§ **DOCUMENT SECTION**:
··········

The Feminization of American Culture: Ann Douglas: 9780374525583: Amazon.com: Books

Paul Mackin mackin.paul at verizon.net
Sat Sep 29 11:19:57 CDT 2012


On 9/29/2012 11:49 AM, Bled Welder wrote:
> I would think that it does.  One might almost go the way of....how or 
> why did Wallace end it, and certain gods live?  On?
>
> Paul, am I hallucinating?
>
> Am I?
>
> Or I AM.

Once as a child I sat through an I AM meeting. Theosophy.  Back in the 
30s.  It was in an old residential hotel in downtown L.A. where my 
ancient  Great Aunt and her husband lived.  I think it was that building 
you still see in movies and TV with the Big Neon Sign on top.  It seems 
so real.

P
>
> On Sat, Sep 29, 2012 at 8:31 AM, Paul Mackin <mackin.paul at verizon.net 
> <mailto:mackin.paul at verizon.net>> wrote:
>
>     On 9/29/2012 11:19 AM, Keith Davis wrote:
>>     This discussion leads naturally to questions of P's substance use...
>
>
>     And the difference between alcohol and hallucinogenic substances.

··········

§ **EXTRACTED RECORDS**:
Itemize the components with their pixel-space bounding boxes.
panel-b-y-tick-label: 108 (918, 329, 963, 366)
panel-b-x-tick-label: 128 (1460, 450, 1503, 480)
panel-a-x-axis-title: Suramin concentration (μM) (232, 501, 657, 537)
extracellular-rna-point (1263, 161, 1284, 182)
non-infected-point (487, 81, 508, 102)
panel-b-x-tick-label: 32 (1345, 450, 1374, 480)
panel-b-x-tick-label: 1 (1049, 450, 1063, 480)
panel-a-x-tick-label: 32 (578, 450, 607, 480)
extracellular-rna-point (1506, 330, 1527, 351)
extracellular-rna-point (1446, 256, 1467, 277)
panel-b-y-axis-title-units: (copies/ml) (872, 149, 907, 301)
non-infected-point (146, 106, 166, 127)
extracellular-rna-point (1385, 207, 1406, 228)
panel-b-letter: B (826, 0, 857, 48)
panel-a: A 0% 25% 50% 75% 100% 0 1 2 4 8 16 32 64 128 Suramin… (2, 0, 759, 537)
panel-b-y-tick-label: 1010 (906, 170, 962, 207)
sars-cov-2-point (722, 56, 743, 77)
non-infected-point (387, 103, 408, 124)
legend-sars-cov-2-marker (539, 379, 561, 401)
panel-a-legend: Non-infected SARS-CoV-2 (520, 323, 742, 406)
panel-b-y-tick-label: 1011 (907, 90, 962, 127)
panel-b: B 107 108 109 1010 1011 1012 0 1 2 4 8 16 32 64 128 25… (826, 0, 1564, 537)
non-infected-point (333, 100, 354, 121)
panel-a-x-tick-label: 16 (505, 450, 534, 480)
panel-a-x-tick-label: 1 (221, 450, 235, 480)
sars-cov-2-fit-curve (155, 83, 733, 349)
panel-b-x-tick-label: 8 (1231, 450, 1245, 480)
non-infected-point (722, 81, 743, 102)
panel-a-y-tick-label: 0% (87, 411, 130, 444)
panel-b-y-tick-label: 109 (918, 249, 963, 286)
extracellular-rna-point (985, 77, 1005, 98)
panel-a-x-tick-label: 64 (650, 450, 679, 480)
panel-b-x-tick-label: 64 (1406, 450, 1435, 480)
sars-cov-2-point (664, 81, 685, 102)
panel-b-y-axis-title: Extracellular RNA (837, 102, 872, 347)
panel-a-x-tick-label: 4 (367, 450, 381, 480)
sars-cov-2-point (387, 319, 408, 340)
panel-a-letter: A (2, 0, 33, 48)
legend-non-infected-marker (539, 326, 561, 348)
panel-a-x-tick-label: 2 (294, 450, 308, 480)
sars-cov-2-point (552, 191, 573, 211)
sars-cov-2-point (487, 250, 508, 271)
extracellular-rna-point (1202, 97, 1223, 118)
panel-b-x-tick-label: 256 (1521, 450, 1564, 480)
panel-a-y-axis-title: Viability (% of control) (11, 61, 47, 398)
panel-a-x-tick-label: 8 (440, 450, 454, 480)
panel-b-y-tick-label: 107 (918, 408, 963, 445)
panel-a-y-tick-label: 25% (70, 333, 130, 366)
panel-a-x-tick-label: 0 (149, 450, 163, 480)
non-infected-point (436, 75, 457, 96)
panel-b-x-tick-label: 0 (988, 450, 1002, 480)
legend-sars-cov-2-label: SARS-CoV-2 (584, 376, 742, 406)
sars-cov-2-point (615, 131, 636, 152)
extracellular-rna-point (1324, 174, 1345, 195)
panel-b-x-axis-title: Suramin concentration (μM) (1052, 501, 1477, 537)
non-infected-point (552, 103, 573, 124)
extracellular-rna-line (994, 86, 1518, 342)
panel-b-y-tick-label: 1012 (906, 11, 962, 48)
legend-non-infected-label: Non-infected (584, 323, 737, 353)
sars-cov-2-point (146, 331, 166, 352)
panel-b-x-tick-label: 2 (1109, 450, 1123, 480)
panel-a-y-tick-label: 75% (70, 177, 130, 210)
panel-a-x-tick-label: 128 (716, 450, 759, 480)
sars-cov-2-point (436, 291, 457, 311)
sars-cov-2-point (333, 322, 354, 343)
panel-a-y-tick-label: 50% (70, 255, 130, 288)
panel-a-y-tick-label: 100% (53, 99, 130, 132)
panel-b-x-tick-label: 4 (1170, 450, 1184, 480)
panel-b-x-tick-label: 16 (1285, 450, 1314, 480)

··········

§ **INSTRUCTIONS TO FOLLOW**: Retype the email about the I AM meeting word for word, starting at the words "The Feminization of" and stopping after "am I hallucinating?".

§ **RESULT**:
The Feminization of American Culture: Ann Douglas: 9780374525583: Amazon.com: Books

Paul Mackin mackin.paul at verizon.net
Sat Sep 29 11:19:57 CDT 2012


On 9/29/2012 11:49 AM, Bled Welder wrote:
> I would think that it does.  One might almost go the way of....how or 
> why did Wallace end it, and certain gods live?  On?
>
> Paul, am I hallucinating?